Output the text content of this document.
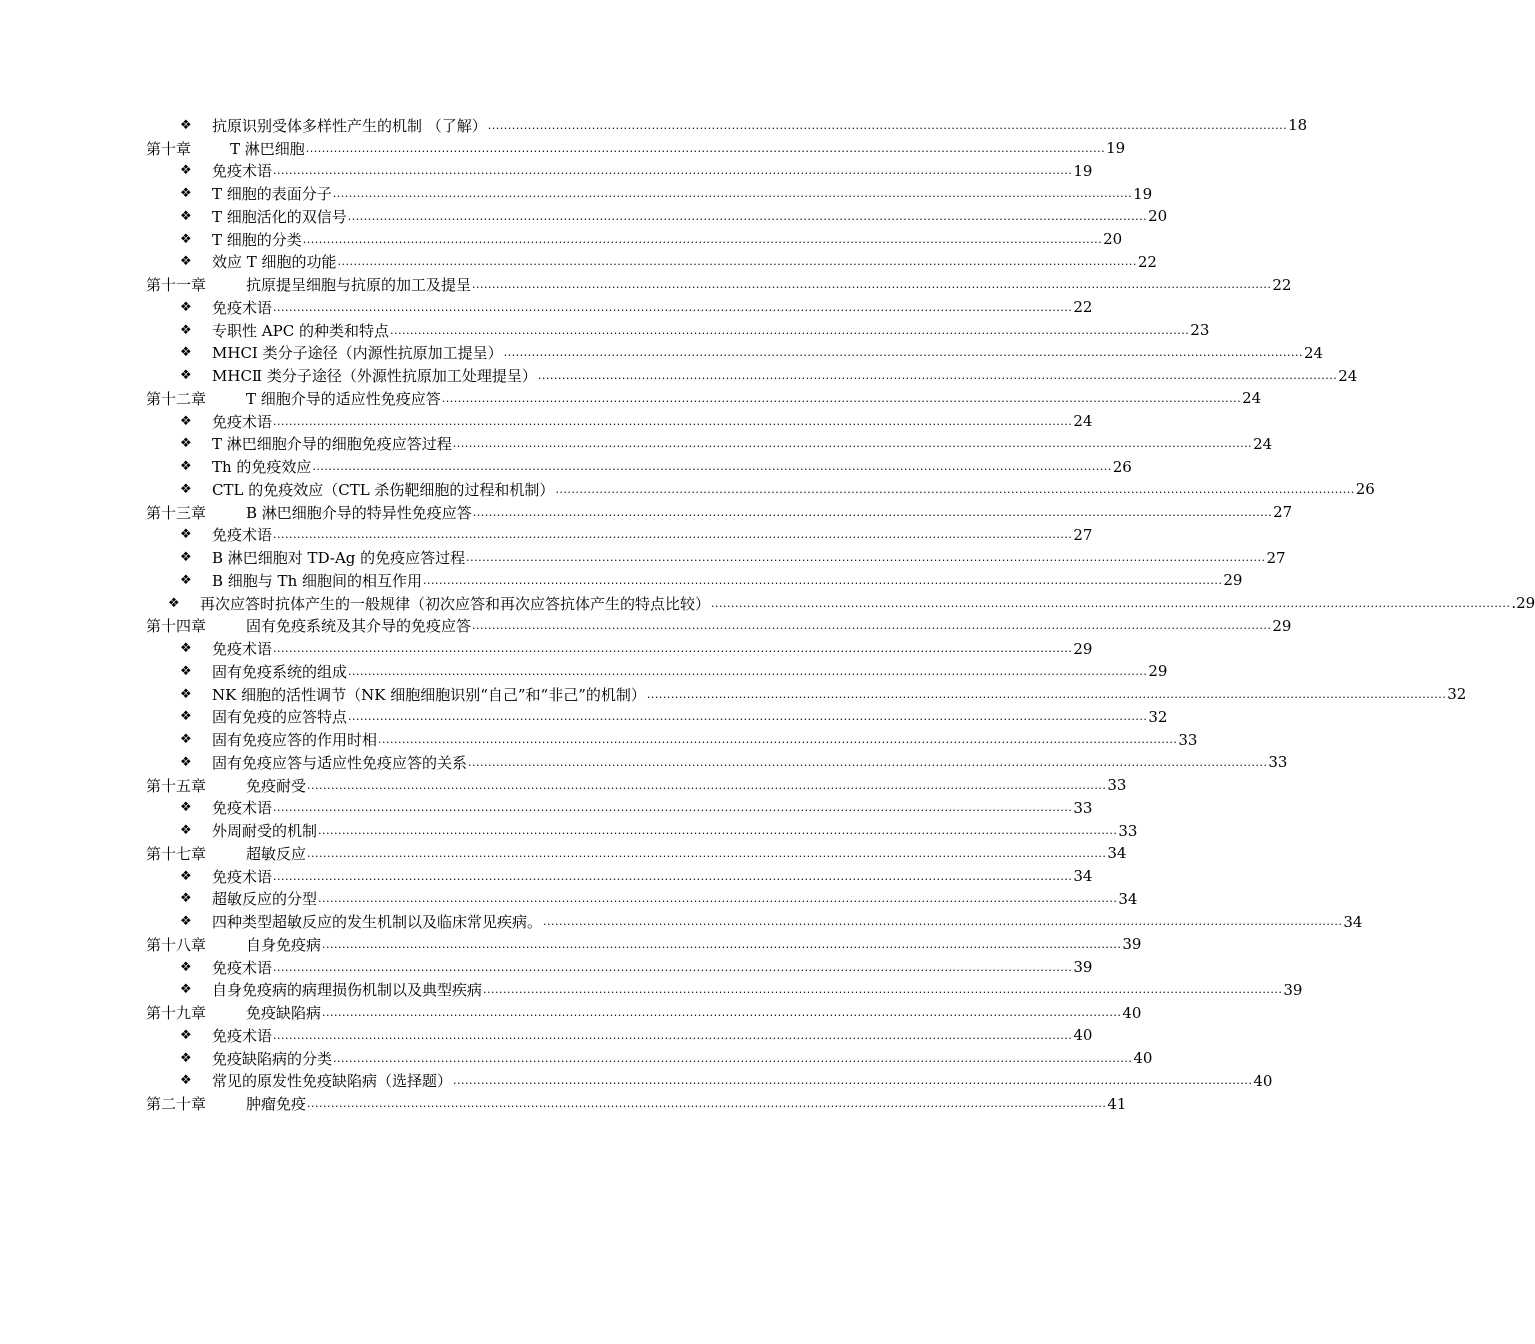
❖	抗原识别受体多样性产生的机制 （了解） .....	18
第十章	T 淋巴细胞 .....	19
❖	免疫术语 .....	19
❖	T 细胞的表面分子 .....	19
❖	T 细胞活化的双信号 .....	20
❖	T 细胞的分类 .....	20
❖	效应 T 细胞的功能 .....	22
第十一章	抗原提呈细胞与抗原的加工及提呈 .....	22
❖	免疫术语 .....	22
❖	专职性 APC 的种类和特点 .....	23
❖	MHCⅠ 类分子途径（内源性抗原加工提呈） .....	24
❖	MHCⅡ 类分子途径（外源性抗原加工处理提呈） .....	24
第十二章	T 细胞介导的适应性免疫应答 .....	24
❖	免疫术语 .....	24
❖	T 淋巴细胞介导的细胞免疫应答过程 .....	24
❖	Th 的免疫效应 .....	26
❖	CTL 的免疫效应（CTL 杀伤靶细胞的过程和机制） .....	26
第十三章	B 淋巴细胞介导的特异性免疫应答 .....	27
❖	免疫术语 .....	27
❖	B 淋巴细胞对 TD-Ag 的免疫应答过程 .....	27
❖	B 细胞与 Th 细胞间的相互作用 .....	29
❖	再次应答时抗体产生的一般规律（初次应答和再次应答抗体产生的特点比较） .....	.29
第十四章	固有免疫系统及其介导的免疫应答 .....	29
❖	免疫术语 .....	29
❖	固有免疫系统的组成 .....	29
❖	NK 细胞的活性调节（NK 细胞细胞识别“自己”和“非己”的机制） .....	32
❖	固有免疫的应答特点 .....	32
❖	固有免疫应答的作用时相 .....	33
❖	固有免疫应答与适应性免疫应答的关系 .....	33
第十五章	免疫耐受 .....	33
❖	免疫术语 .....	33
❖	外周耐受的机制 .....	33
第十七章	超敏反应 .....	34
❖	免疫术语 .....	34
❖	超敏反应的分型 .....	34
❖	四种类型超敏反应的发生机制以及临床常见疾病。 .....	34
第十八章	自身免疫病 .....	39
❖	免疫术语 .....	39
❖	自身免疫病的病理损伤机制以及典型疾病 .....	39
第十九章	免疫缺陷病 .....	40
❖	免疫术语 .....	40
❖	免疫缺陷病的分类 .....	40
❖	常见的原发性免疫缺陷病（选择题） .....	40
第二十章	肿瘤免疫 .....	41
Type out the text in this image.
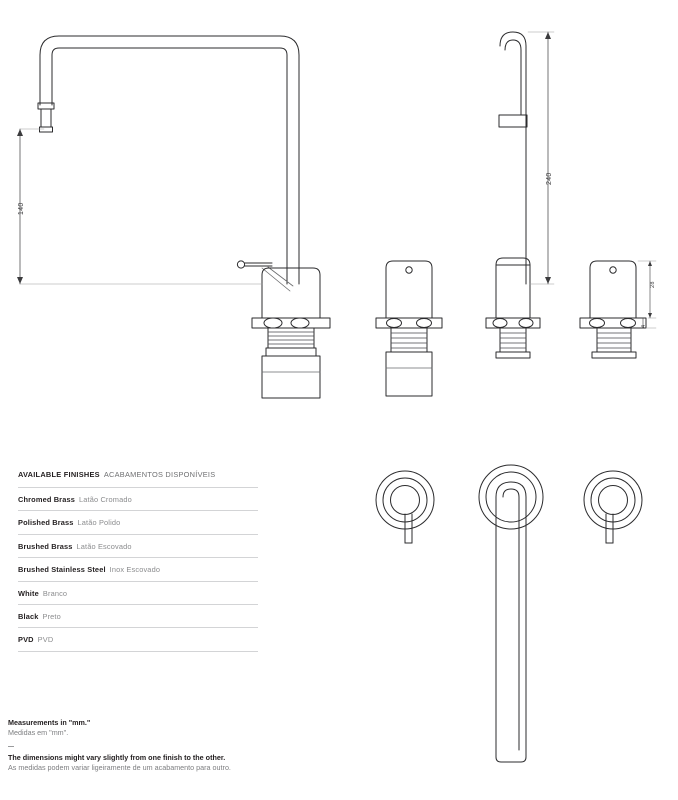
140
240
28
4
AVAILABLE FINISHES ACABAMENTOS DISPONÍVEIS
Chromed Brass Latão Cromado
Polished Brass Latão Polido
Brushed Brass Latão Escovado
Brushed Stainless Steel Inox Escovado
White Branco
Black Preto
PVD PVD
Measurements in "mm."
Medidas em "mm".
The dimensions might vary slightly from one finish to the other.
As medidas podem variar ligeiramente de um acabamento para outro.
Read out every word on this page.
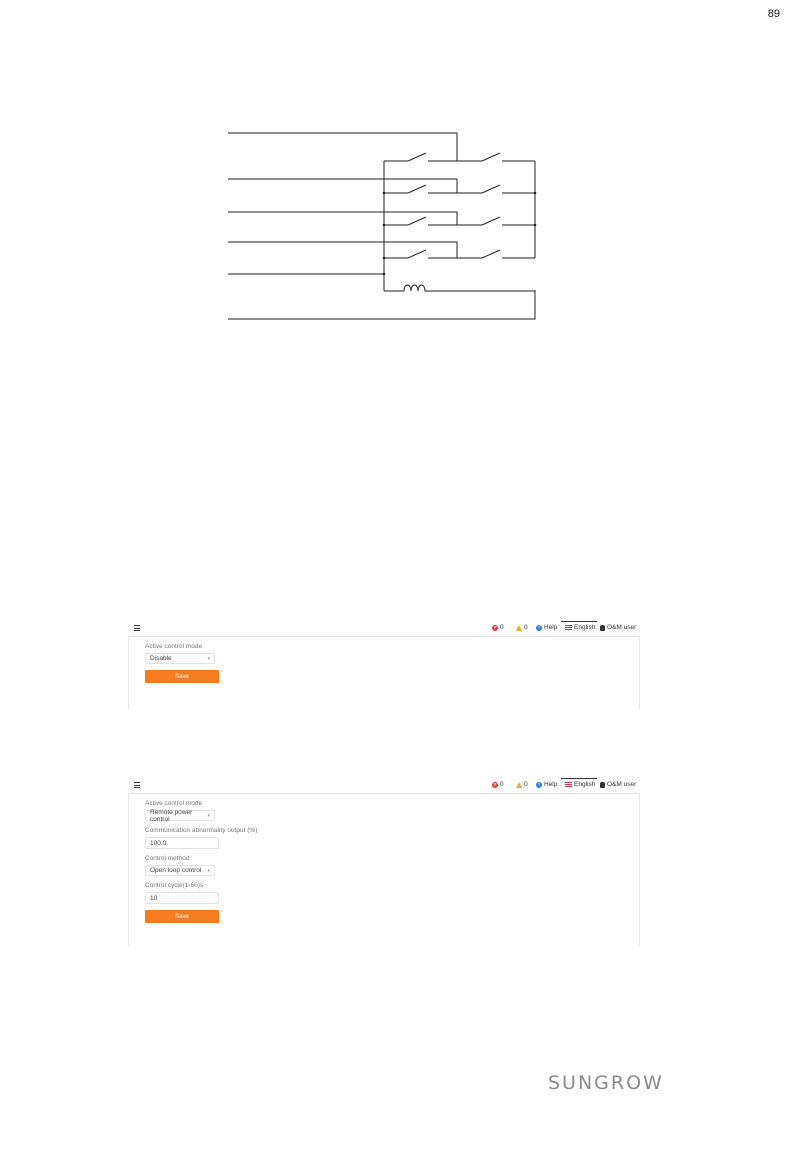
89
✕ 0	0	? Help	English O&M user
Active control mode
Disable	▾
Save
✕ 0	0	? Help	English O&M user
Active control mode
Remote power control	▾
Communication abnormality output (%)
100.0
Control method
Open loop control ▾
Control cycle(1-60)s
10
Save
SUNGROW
────────────────
- EXERCISE DIRECTIONS:
Please quote the records above exactly, beginning at the line that contains "Read out every word on this page." and ending at their last line. Leave the pictures out.

- TASK OUTPUT:
Read out every word on this page.
89
✕ 0	0	? Help	English O&M user
Active control mode
Disable	▾
Save
✕ 0	0	? Help	English O&M user
Active control mode
Remote power control	▾
Communication abnormality output (%)
100.0
Control method
Open loop control ▾
Control cycle(1-60)s
10
Save
SUNGROW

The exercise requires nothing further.